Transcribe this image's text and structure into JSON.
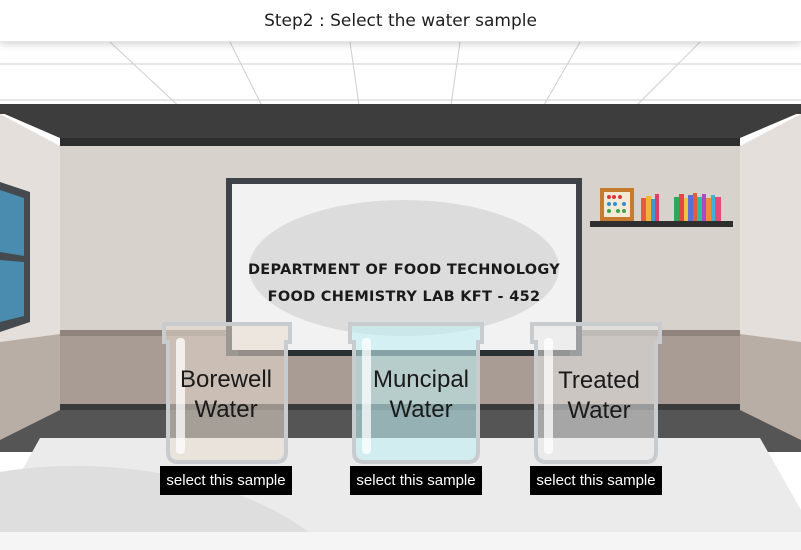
{
  "header": {
    "title": "Step2 : Select the water sample"
  },
  "board": {
    "line1": "Department of Food Technology",
    "line2": "Food Chemistry Lab KFT - 452"
  },
  "samples": [
    {
      "label_line1": "Borewell",
      "label_line2": "Water",
      "button": "select this sample",
      "liquid": "#e8ddd0"
    },
    {
      "label_line1": "Muncipal",
      "label_line2": "Water",
      "button": "select this sample",
      "liquid": "#bfeef2"
    },
    {
      "label_line1": "Treated",
      "label_line2": "Water",
      "button": "select this sample",
      "liquid": "#e9e9e9"
    }
  ],
  "colors": {
    "wall": "#d8d2cc",
    "wainscot": "#a89c94",
    "trim": "#3a3a3a",
    "table": "#ececec",
    "button_bg": "#000000"
  }
}
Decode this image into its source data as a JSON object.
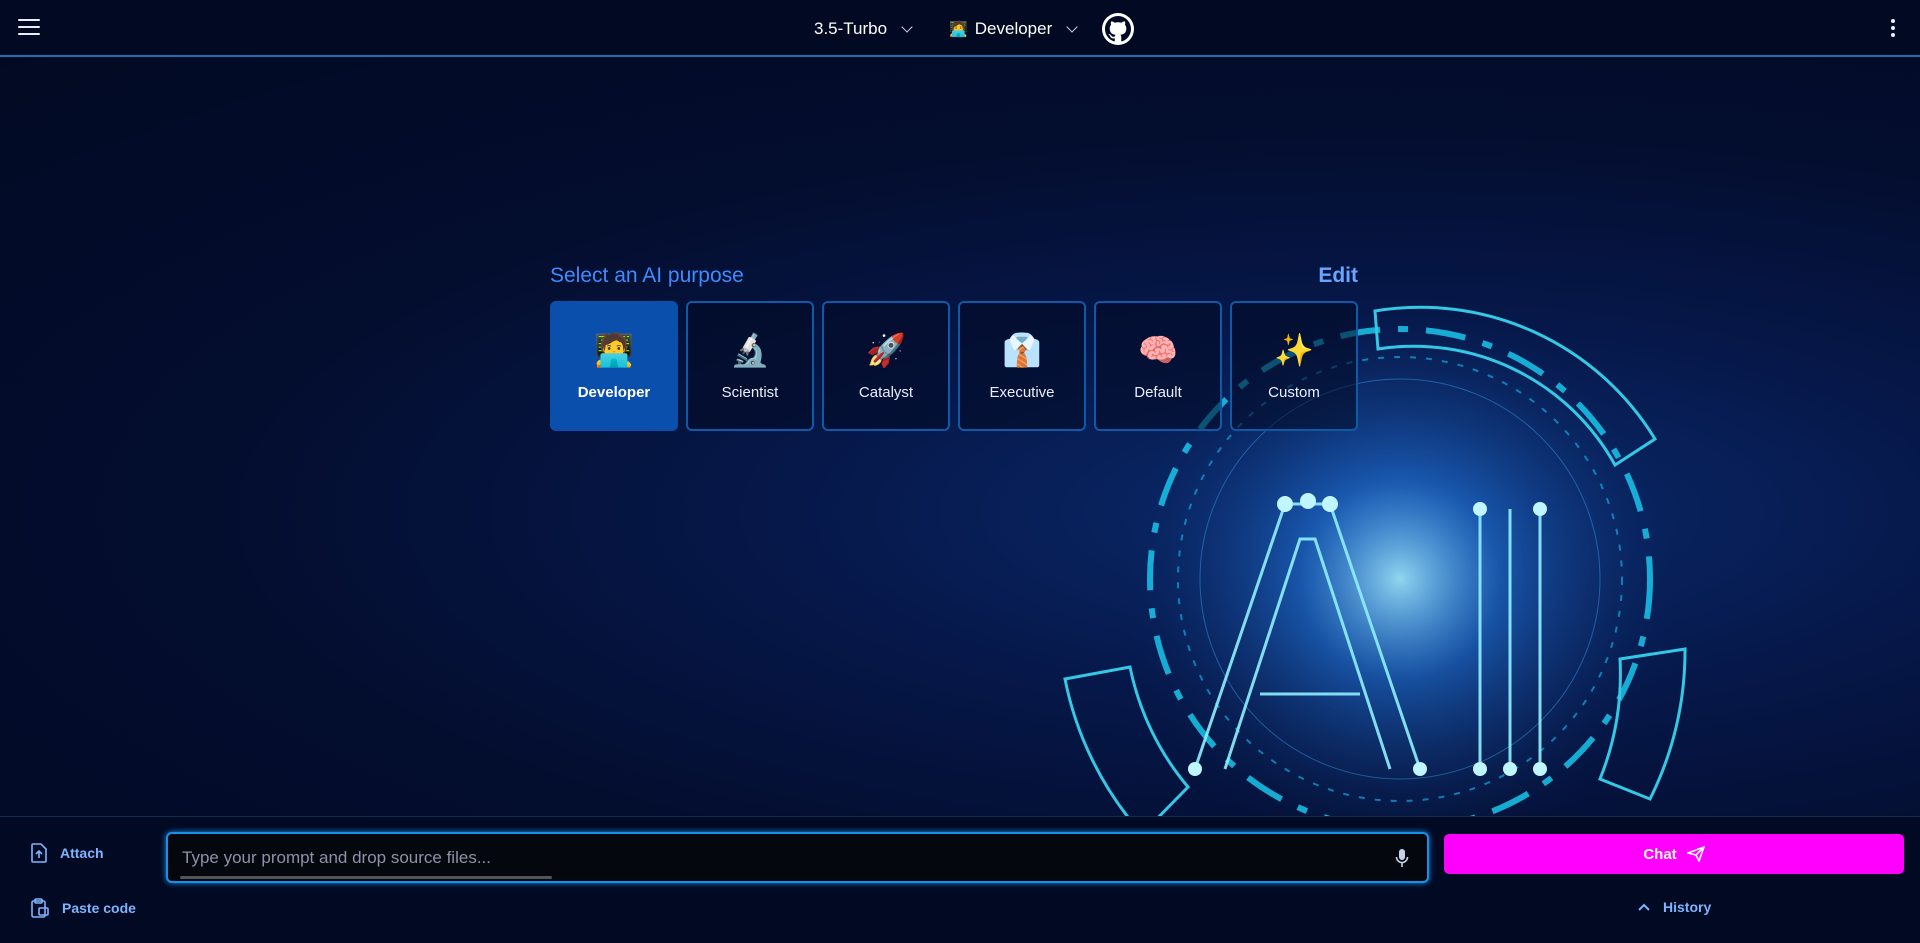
{
  "header": {
    "model_label": "3.5-Turbo",
    "persona_icon": "🧑‍💻",
    "persona_label": "Developer",
    "github_icon": "github-icon"
  },
  "purpose": {
    "title": "Select an AI purpose",
    "edit_label": "Edit",
    "cards": [
      {
        "emoji": "🧑‍💻",
        "label": "Developer",
        "active": true
      },
      {
        "emoji": "🔬",
        "label": "Scientist",
        "active": false
      },
      {
        "emoji": "🚀",
        "label": "Catalyst",
        "active": false
      },
      {
        "emoji": "👔",
        "label": "Executive",
        "active": false
      },
      {
        "emoji": "🧠",
        "label": "Default",
        "active": false
      },
      {
        "emoji": "✨",
        "label": "Custom",
        "active": false
      }
    ]
  },
  "footer": {
    "attach_label": "Attach",
    "paste_label": "Paste code",
    "prompt_placeholder": "Type your prompt and drop source files...",
    "chat_label": "Chat",
    "history_label": "History"
  },
  "colors": {
    "accent": "#3e8bff",
    "active_card": "#0b4fad",
    "chat_button": "#ff00ff",
    "background": "#020a23"
  }
}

### What the task asks
Count every line in the listing above that holds "Developer", then report only the count.

### Result for this exercise
2